◆ What is required: Exclude the pictures and return every line exactly as written.
● ● ●
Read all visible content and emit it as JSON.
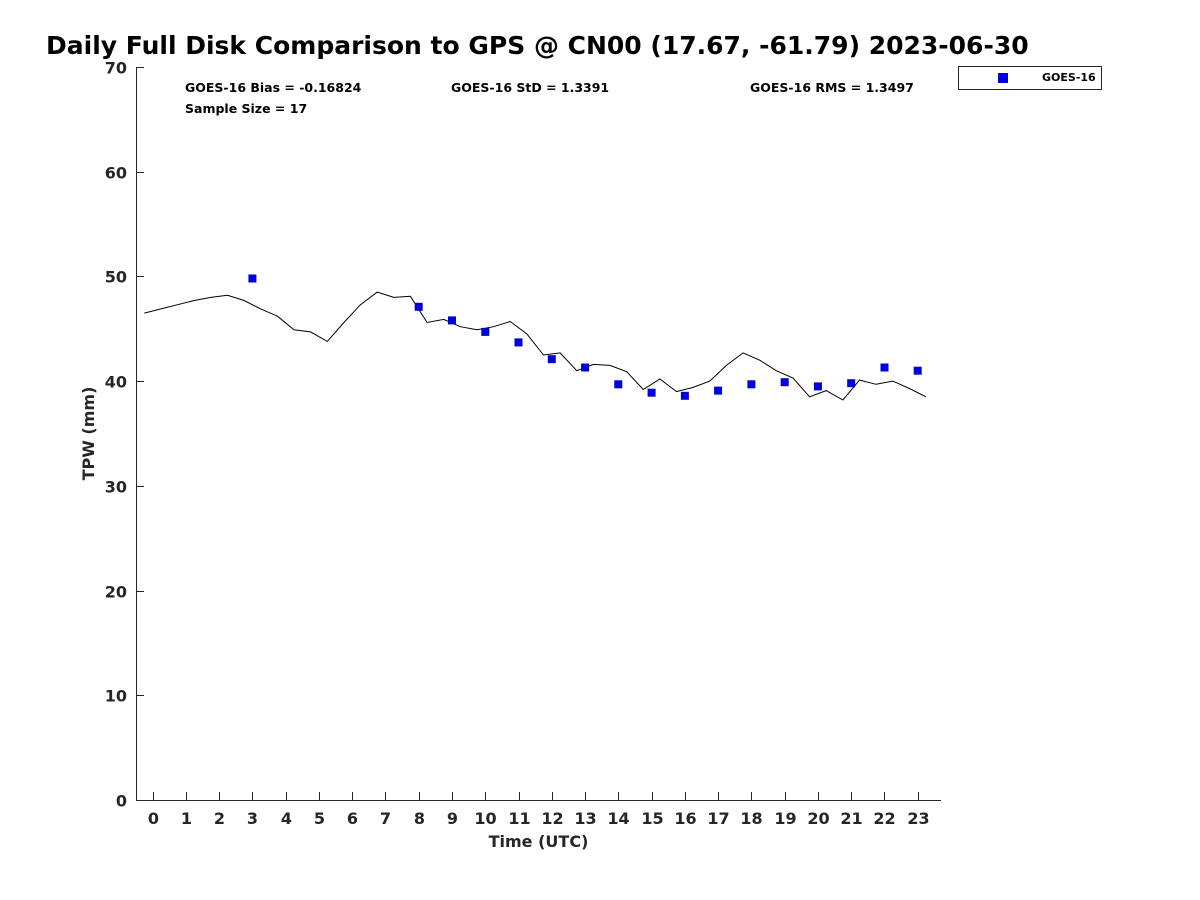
{
  "chart_data": {
    "type": "scatter",
    "title": "Daily Full Disk Comparison to GPS @ CN00 (17.67, -61.79) 2023-06-30",
    "xlabel": "Time (UTC)",
    "ylabel": "TPW (mm)",
    "xlim": [
      -0.5,
      23.7
    ],
    "ylim": [
      0,
      70
    ],
    "xticks": [
      "0",
      "1",
      "2",
      "3",
      "4",
      "5",
      "6",
      "7",
      "8",
      "9",
      "10",
      "11",
      "12",
      "13",
      "14",
      "15",
      "16",
      "17",
      "18",
      "19",
      "20",
      "21",
      "22",
      "23"
    ],
    "yticks": [
      "0",
      "10",
      "20",
      "30",
      "40",
      "50",
      "60",
      "70"
    ],
    "grid": false,
    "legend": {
      "position": "top-right",
      "entries": [
        "GOES-16"
      ]
    },
    "annotations": {
      "bias": "GOES-16 Bias = -0.16824",
      "std": "GOES-16 StD = 1.3391",
      "rms": "GOES-16 RMS = 1.3497",
      "sample": "Sample Size = 17"
    },
    "colors": {
      "goes": "#0000dd",
      "gps": "#000000",
      "axis": "#262626"
    },
    "series": [
      {
        "name": "GOES-16",
        "kind": "scatter",
        "x": [
          3,
          8,
          9,
          10,
          11,
          12,
          13,
          14,
          15,
          16,
          17,
          18,
          19,
          20,
          21,
          22,
          23
        ],
        "y": [
          49.8,
          47.1,
          45.8,
          44.7,
          43.7,
          42.1,
          41.3,
          39.7,
          38.9,
          38.6,
          39.1,
          39.7,
          39.9,
          39.5,
          39.8,
          41.3,
          41.0
        ]
      },
      {
        "name": "GPS",
        "kind": "line",
        "x": [
          -0.25,
          0.25,
          0.75,
          1.25,
          1.75,
          2.25,
          2.75,
          3.25,
          3.75,
          4.25,
          4.75,
          5.25,
          5.75,
          6.25,
          6.75,
          7.25,
          7.75,
          8.25,
          8.75,
          9.25,
          9.75,
          10.25,
          10.75,
          11.25,
          11.75,
          12.25,
          12.75,
          13.25,
          13.75,
          14.25,
          14.75,
          15.25,
          15.75,
          16.25,
          16.75,
          17.25,
          17.75,
          18.25,
          18.75,
          19.25,
          19.75,
          20.25,
          20.75,
          21.25,
          21.75,
          22.25,
          22.75,
          23.25
        ],
        "y": [
          46.5,
          46.9,
          47.3,
          47.7,
          48.0,
          48.2,
          47.7,
          46.9,
          46.2,
          44.9,
          44.7,
          43.8,
          45.6,
          47.3,
          48.5,
          48.0,
          48.1,
          45.6,
          45.9,
          45.2,
          44.9,
          45.2,
          45.7,
          44.5,
          42.5,
          42.7,
          41.0,
          41.6,
          41.5,
          40.9,
          39.2,
          40.2,
          39.0,
          39.4,
          40.0,
          41.5,
          42.7,
          42.0,
          41.0,
          40.3,
          38.5,
          39.1,
          38.2,
          40.1,
          39.7,
          40.0,
          39.3,
          38.5
        ]
      }
    ]
  }
}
● ● ●
◆ Answer:
Read all visible content and emit it as JSON.
{
  "chart_data": {
    "type": "scatter",
    "title": "Daily Full Disk Comparison to GPS @ CN00 (17.67, -61.79) 2023-06-30",
    "xlabel": "Time (UTC)",
    "ylabel": "TPW (mm)",
    "xlim": [
      -0.5,
      23.7
    ],
    "ylim": [
      0,
      70
    ],
    "xticks": [
      "0",
      "1",
      "2",
      "3",
      "4",
      "5",
      "6",
      "7",
      "8",
      "9",
      "10",
      "11",
      "12",
      "13",
      "14",
      "15",
      "16",
      "17",
      "18",
      "19",
      "20",
      "21",
      "22",
      "23"
    ],
    "yticks": [
      "0",
      "10",
      "20",
      "30",
      "40",
      "50",
      "60",
      "70"
    ],
    "grid": false,
    "legend": {
      "position": "top-right",
      "entries": [
        "GOES-16"
      ]
    },
    "annotations": {
      "bias": "GOES-16 Bias = -0.16824",
      "std": "GOES-16 StD = 1.3391",
      "rms": "GOES-16 RMS = 1.3497",
      "sample": "Sample Size = 17"
    },
    "colors": {
      "goes": "#0000dd",
      "gps": "#000000",
      "axis": "#262626"
    },
    "series": [
      {
        "name": "GOES-16",
        "kind": "scatter",
        "x": [
          3,
          8,
          9,
          10,
          11,
          12,
          13,
          14,
          15,
          16,
          17,
          18,
          19,
          20,
          21,
          22,
          23
        ],
        "y": [
          49.8,
          47.1,
          45.8,
          44.7,
          43.7,
          42.1,
          41.3,
          39.7,
          38.9,
          38.6,
          39.1,
          39.7,
          39.9,
          39.5,
          39.8,
          41.3,
          41.0
        ]
      },
      {
        "name": "GPS",
        "kind": "line",
        "x": [
          -0.25,
          0.25,
          0.75,
          1.25,
          1.75,
          2.25,
          2.75,
          3.25,
          3.75,
          4.25,
          4.75,
          5.25,
          5.75,
          6.25,
          6.75,
          7.25,
          7.75,
          8.25,
          8.75,
          9.25,
          9.75,
          10.25,
          10.75,
          11.25,
          11.75,
          12.25,
          12.75,
          13.25,
          13.75,
          14.25,
          14.75,
          15.25,
          15.75,
          16.25,
          16.75,
          17.25,
          17.75,
          18.25,
          18.75,
          19.25,
          19.75,
          20.25,
          20.75,
          21.25,
          21.75,
          22.25,
          22.75,
          23.25
        ],
        "y": [
          46.5,
          46.9,
          47.3,
          47.7,
          48.0,
          48.2,
          47.7,
          46.9,
          46.2,
          44.9,
          44.7,
          43.8,
          45.6,
          47.3,
          48.5,
          48.0,
          48.1,
          45.6,
          45.9,
          45.2,
          44.9,
          45.2,
          45.7,
          44.5,
          42.5,
          42.7,
          41.0,
          41.6,
          41.5,
          40.9,
          39.2,
          40.2,
          39.0,
          39.4,
          40.0,
          41.5,
          42.7,
          42.0,
          41.0,
          40.3,
          38.5,
          39.1,
          38.2,
          40.1,
          39.7,
          40.0,
          39.3,
          38.5
        ]
      }
    ]
  }
}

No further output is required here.